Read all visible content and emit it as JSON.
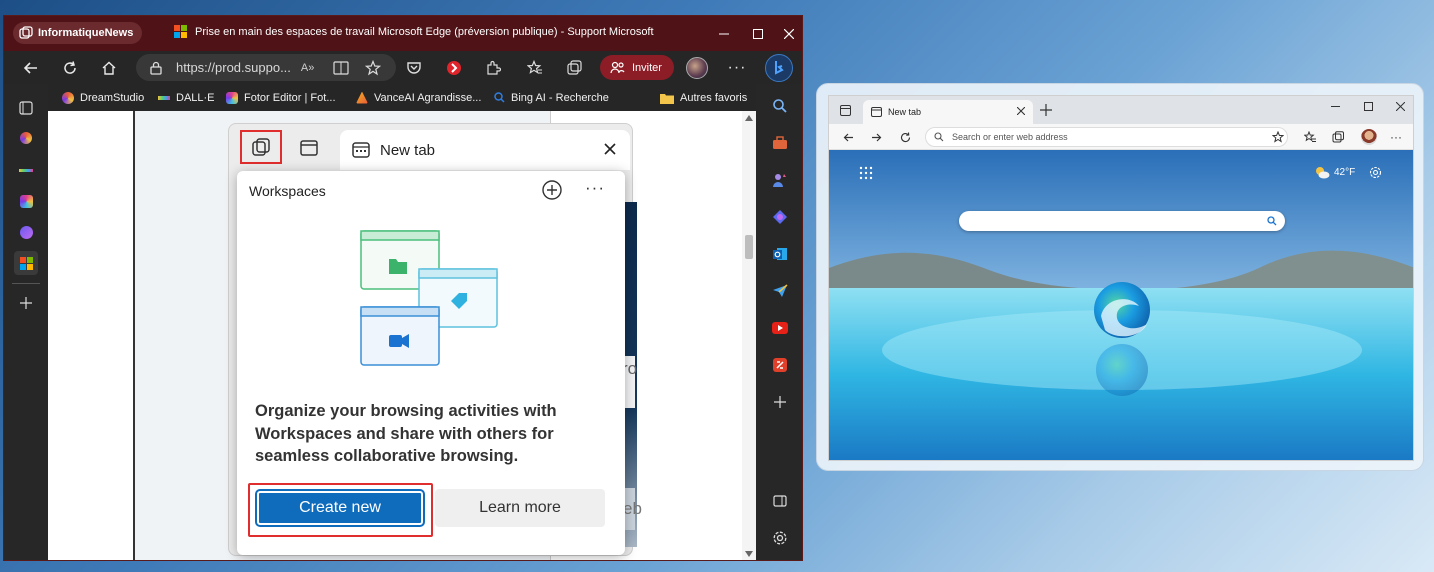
{
  "browser": {
    "workspace_name": "InformatiqueNews",
    "tab_title": "Prise en main des espaces de travail Microsoft Edge (préversion publique) - Support Microsoft",
    "address": "https://prod.suppo...",
    "invite_label": "Inviter",
    "favorites": [
      {
        "label": "DreamStudio",
        "color": "#e85a3a"
      },
      {
        "label": "DALL·E",
        "color": "#f0c040"
      },
      {
        "label": "Fotor Editor | Fot...",
        "color": "#e0408a"
      },
      {
        "label": "VanceAI Agrandisse...",
        "color": "#f2b01e"
      },
      {
        "label": "Bing AI - Recherche",
        "color": "#2f7de1"
      }
    ],
    "other_favorites": "Autres favoris"
  },
  "popup": {
    "tab_label": "New tab",
    "heading": "Workspaces",
    "description": "Organize your browsing activities with Workspaces and share with others for seamless collaborative browsing.",
    "primary_button": "Create new",
    "secondary_button": "Learn more",
    "page_fragment_1": "ro",
    "page_fragment_2": "eb"
  },
  "second_window": {
    "tab_label": "New tab",
    "address_placeholder": "Search or enter web address",
    "weather": "42°F"
  },
  "colors": {
    "titlebar": "#4f1216",
    "accent_blue": "#0f6cbd",
    "highlight_red": "#e02d2d"
  }
}
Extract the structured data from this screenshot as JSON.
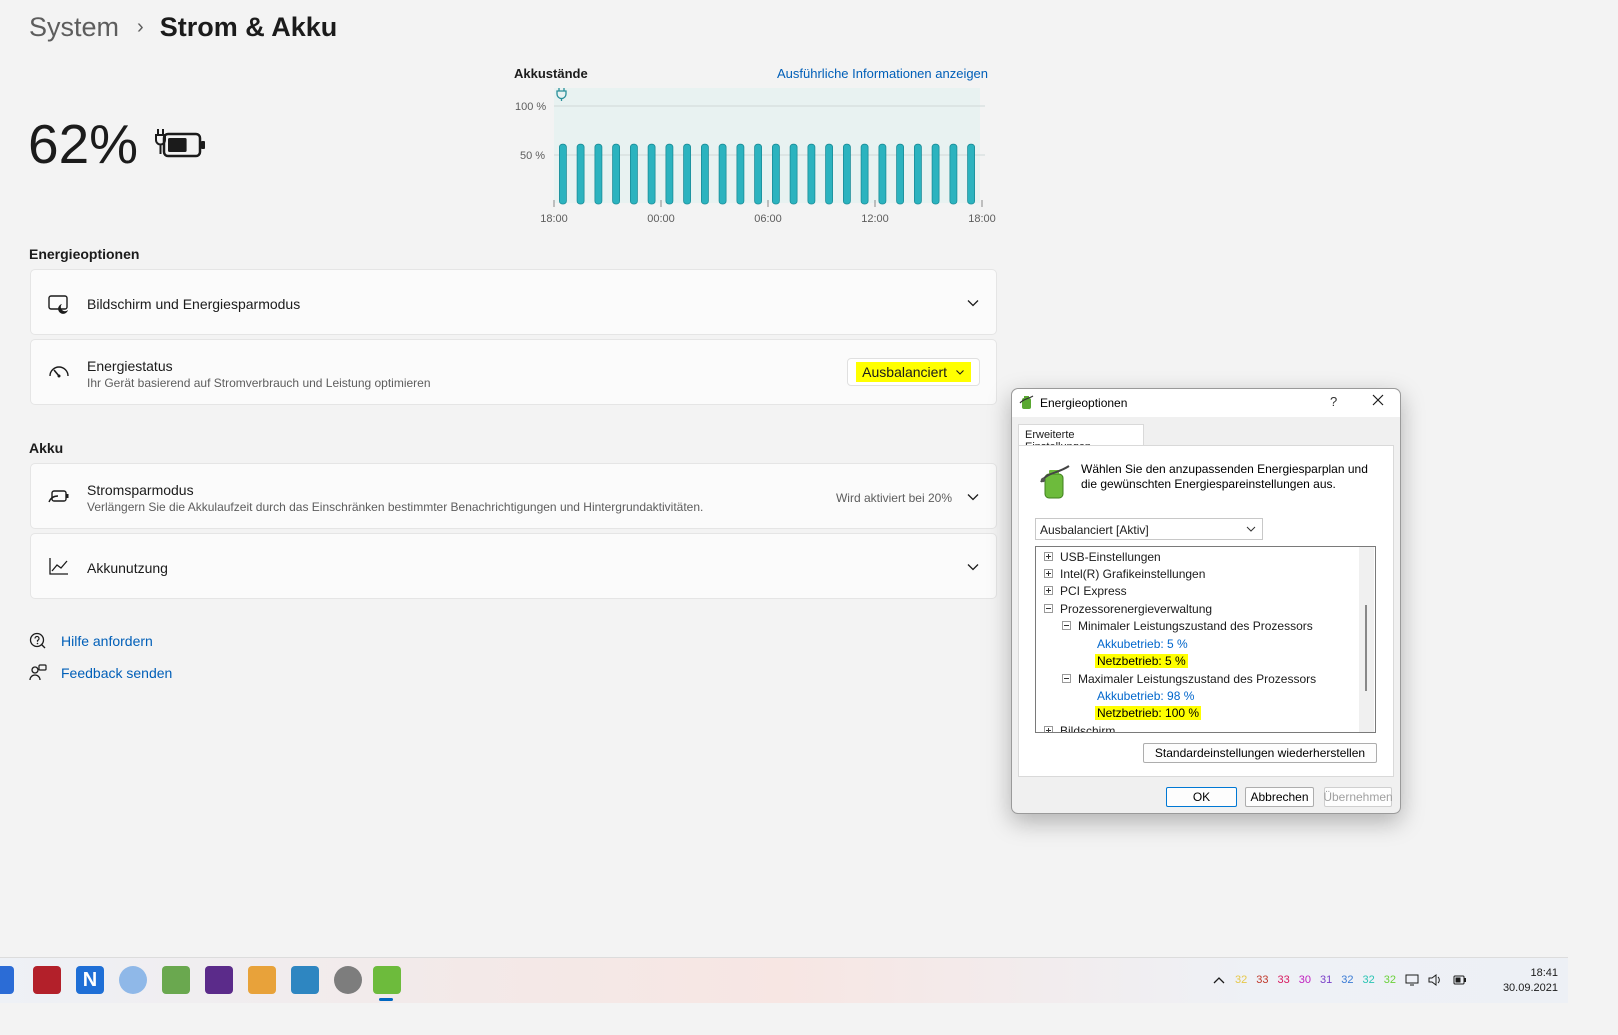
{
  "breadcrumb": {
    "parent": "System",
    "separator": "›",
    "current": "Strom & Akku"
  },
  "battery": {
    "percent": "62%",
    "level": 0.62
  },
  "chart_card": {
    "title": "Akkustände",
    "link": "Ausführliche Informationen anzeigen"
  },
  "chart_data": {
    "type": "bar",
    "ylabel": "",
    "yticks": [
      "100 %",
      "50 %"
    ],
    "xticks": [
      "18:00",
      "00:00",
      "06:00",
      "12:00",
      "18:00"
    ],
    "ylim": [
      0,
      100
    ],
    "charging": true,
    "values": [
      61,
      61,
      61,
      61,
      61,
      61,
      61,
      61,
      61,
      61,
      61,
      61,
      61,
      61,
      61,
      61,
      61,
      61,
      61,
      61,
      61,
      61,
      61,
      61
    ]
  },
  "energy_section": {
    "heading": "Energieoptionen"
  },
  "screen_card": {
    "title": "Bildschirm und Energiesparmodus"
  },
  "power_mode_card": {
    "title": "Energiestatus",
    "subtitle": "Ihr Gerät basierend auf Stromverbrauch und Leistung optimieren",
    "selected": "Ausbalanciert"
  },
  "battery_section": {
    "heading": "Akku"
  },
  "saver_card": {
    "title": "Stromsparmodus",
    "subtitle": "Verlängern Sie die Akkulaufzeit durch das Einschränken bestimmter Benachrichtigungen und Hintergrundaktivitäten.",
    "status": "Wird aktiviert bei 20%"
  },
  "usage_card": {
    "title": "Akkunutzung"
  },
  "links": {
    "help": "Hilfe anfordern",
    "feedback": "Feedback senden"
  },
  "dialog": {
    "title": "Energieoptionen",
    "help": "?",
    "tab": "Erweiterte Einstellungen",
    "description": "Wählen Sie den anzupassenden Energiesparplan und die gewünschten Energiespareinstellungen aus.",
    "plan": "Ausbalanciert [Aktiv]",
    "tree": {
      "usb": "USB-Einstellungen",
      "intel": "Intel(R) Grafikeinstellungen",
      "pci": "PCI Express",
      "cpu": "Prozessorenergieverwaltung",
      "min": "Minimaler Leistungszustand des Prozessors",
      "min_battery_label": "Akkubetrieb:",
      "min_battery_value": "5 %",
      "min_ac_label": "Netzbetrieb:",
      "min_ac_value": "5 %",
      "max": "Maximaler Leistungszustand des Prozessors",
      "max_battery_label": "Akkubetrieb:",
      "max_battery_value": "98 %",
      "max_ac_label": "Netzbetrieb:",
      "max_ac_value": "100 %",
      "screen": "Bildschirm"
    },
    "restore": "Standardeinstellungen wiederherstellen",
    "ok": "OK",
    "cancel": "Abbrechen",
    "apply": "Übernehmen"
  },
  "taskbar": {
    "tray_numbers": [
      {
        "text": "32",
        "color": "#e6c84a"
      },
      {
        "text": "33",
        "color": "#c0392b"
      },
      {
        "text": "33",
        "color": "#d81b60"
      },
      {
        "text": "30",
        "color": "#c020c0"
      },
      {
        "text": "31",
        "color": "#7a3fc9"
      },
      {
        "text": "32",
        "color": "#3a7bd5"
      },
      {
        "text": "32",
        "color": "#2bc4b4"
      },
      {
        "text": "32",
        "color": "#6bd13a"
      }
    ],
    "time": "18:41",
    "date": "30.09.2021"
  },
  "colors": {
    "accent": "#005fb8",
    "highlight": "#ffff00",
    "bar": "#2bb3bf"
  }
}
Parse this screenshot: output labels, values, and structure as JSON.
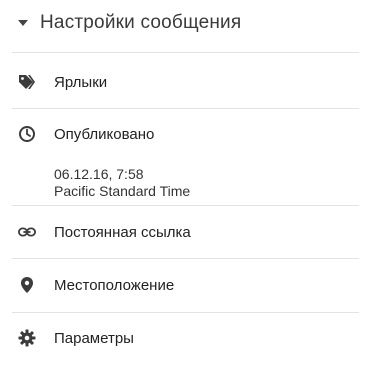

○ ○ ○ ○

Using the data above, print every line exactly, omitting pictures.

Read all visible content and emit it as JSON.
{
  "browser": {
    "workspace_name": "InformatiqueNews",
    "tab_title": "Prise en main des espaces de travail Microsoft Edge (préversion publique) - Support Microsoft",
    "address": "https://prod.suppo...",
    "invite_label": "Inviter",
    "favorites": [
      {
        "label": "DreamStudio",
        "color": "#e85a3a"
      },
      {
        "label": "DALL·E",
        "color": "#f0c040"
      },
      {
        "label": "Fotor Editor | Fot...",
        "color": "#e0408a"
      },
      {
        "label": "VanceAI Agrandisse...",
        "color": "#f2b01e"
      },
      {
        "label": "Bing AI - Recherche",
        "color": "#2f7de1"
      }
    ],
    "other_favorites": "Autres favoris"
  },
  "popup": {
    "tab_label": "New tab",
    "heading": "Workspaces",
    "description": "Organize your browsing activities with Workspaces and share with others for seamless collaborative browsing.",
    "primary_button": "Create new",
    "secondary_button": "Learn more",
    "page_fragment_1": "ro",
    "page_fragment_2": "eb"
  },
  "second_window": {
    "tab_label": "New tab",
    "address_placeholder": "Search or enter web address",
    "weather": "42°F"
  },
  "colors": {
    "titlebar": "#4f1216",
    "accent_blue": "#0f6cbd",
    "highlight_red": "#e02d2d"
  }
}
Extract the structured data from this screenshot as JSON.
{
  "breadcrumb": {
    "parent": "System",
    "separator": "›",
    "current": "Strom & Akku"
  },
  "battery": {
    "percent": "62%",
    "level": 0.62
  },
  "chart_card": {
    "title": "Akkustände",
    "link": "Ausführliche Informationen anzeigen"
  },
  "chart_data": {
    "type": "bar",
    "ylabel": "",
    "yticks": [
      "100 %",
      "50 %"
    ],
    "xticks": [
      "18:00",
      "00:00",
      "06:00",
      "12:00",
      "18:00"
    ],
    "ylim": [
      0,
      100
    ],
    "charging": true,
    "values": [
      61,
      61,
      61,
      61,
      61,
      61,
      61,
      61,
      61,
      61,
      61,
      61,
      61,
      61,
      61,
      61,
      61,
      61,
      61,
      61,
      61,
      61,
      61,
      61
    ]
  },
  "energy_section": {
    "heading": "Energieoptionen"
  },
  "screen_card": {
    "title": "Bildschirm und Energiesparmodus"
  },
  "power_mode_card": {
    "title": "Energiestatus",
    "subtitle": "Ihr Gerät basierend auf Stromverbrauch und Leistung optimieren",
    "selected": "Ausbalanciert"
  },
  "battery_section": {
    "heading": "Akku"
  },
  "saver_card": {
    "title": "Stromsparmodus",
    "subtitle": "Verlängern Sie die Akkulaufzeit durch das Einschränken bestimmter Benachrichtigungen und Hintergrundaktivitäten.",
    "status": "Wird aktiviert bei 20%"
  },
  "usage_card": {
    "title": "Akkunutzung"
  },
  "links": {
    "help": "Hilfe anfordern",
    "feedback": "Feedback senden"
  },
  "dialog": {
    "title": "Energieoptionen",
    "help": "?",
    "tab": "Erweiterte Einstellungen",
    "description": "Wählen Sie den anzupassenden Energiesparplan und die gewünschten Energiespareinstellungen aus.",
    "plan": "Ausbalanciert [Aktiv]",
    "tree": {
      "usb": "USB-Einstellungen",
      "intel": "Intel(R) Grafikeinstellungen",
      "pci": "PCI Express",
      "cpu": "Prozessorenergieverwaltung",
      "min": "Minimaler Leistungszustand des Prozessors",
      "min_battery_label": "Akkubetrieb:",
      "min_battery_value": "5 %",
      "min_ac_label": "Netzbetrieb:",
      "min_ac_value": "5 %",
      "max": "Maximaler Leistungszustand des Prozessors",
      "max_battery_label": "Akkubetrieb:",
      "max_battery_value": "98 %",
      "max_ac_label": "Netzbetrieb:",
      "max_ac_value": "100 %",
      "screen": "Bildschirm"
    },
    "restore": "Standardeinstellungen wiederherstellen",
    "ok": "OK",
    "cancel": "Abbrechen",
    "apply": "Übernehmen"
  },
  "taskbar": {
    "tray_numbers": [
      {
        "text": "32",
        "color": "#e6c84a"
      },
      {
        "text": "33",
        "color": "#c0392b"
      },
      {
        "text": "33",
        "color": "#d81b60"
      },
      {
        "text": "30",
        "color": "#c020c0"
      },
      {
        "text": "31",
        "color": "#7a3fc9"
      },
      {
        "text": "32",
        "color": "#3a7bd5"
      },
      {
        "text": "32",
        "color": "#2bc4b4"
      },
      {
        "text": "32",
        "color": "#6bd13a"
      }
    ],
    "time": "18:41",
    "date": "30.09.2021"
  },
  "colors": {
    "accent": "#005fb8",
    "highlight": "#ffff00",
    "bar": "#2bb3bf"
  }
}
Parse this screenshot: output labels, values, and structure as JSON.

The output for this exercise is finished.